━━ Entries provided

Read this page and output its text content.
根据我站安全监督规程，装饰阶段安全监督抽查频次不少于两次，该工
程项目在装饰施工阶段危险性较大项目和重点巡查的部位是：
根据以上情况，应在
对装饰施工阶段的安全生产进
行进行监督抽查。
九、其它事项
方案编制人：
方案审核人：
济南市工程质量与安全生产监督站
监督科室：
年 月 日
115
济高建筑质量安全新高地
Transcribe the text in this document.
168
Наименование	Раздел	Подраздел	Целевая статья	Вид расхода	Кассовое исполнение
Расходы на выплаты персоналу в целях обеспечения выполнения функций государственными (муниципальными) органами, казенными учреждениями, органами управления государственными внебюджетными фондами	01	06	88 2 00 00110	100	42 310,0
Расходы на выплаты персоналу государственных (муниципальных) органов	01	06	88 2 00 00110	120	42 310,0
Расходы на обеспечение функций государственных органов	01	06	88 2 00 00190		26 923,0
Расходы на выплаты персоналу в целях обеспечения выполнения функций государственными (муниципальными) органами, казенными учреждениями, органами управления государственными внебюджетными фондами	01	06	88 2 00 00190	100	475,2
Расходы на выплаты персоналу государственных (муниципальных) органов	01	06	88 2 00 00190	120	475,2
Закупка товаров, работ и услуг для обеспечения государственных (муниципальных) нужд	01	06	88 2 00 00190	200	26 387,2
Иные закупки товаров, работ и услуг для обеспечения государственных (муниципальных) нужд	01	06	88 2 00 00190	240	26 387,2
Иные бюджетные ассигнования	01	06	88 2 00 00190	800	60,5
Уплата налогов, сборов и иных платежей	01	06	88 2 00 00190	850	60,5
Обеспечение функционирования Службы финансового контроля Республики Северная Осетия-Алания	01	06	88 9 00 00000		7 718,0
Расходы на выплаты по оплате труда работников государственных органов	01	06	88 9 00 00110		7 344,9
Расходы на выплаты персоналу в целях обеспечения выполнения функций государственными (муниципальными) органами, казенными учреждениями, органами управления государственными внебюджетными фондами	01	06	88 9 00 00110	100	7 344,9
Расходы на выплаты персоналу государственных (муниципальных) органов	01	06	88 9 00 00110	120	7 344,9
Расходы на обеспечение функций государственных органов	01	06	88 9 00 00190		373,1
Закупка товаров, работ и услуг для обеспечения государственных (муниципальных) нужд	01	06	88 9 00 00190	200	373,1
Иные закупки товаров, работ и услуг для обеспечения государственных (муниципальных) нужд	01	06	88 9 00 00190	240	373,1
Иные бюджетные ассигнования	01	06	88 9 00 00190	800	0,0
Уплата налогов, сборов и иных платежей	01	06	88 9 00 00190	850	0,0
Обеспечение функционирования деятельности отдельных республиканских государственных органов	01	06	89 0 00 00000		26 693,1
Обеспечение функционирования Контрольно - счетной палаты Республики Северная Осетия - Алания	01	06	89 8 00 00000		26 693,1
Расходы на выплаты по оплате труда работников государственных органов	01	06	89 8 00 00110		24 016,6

━━━━

Of the lines above, copy each that contains "функционирования".

**Full response**
Обеспечение функционирования Службы финансового контроля Республики Северная Осетия-Алания	01	06	88 9 00 00000		7 718,0
Обеспечение функционирования деятельности отдельных республиканских государственных органов	01	06	89 0 00 00000		26 693,1
Обеспечение функционирования Контрольно - счетной палаты Республики Северная Осетия - Алания	01	06	89 8 00 00000		26 693,1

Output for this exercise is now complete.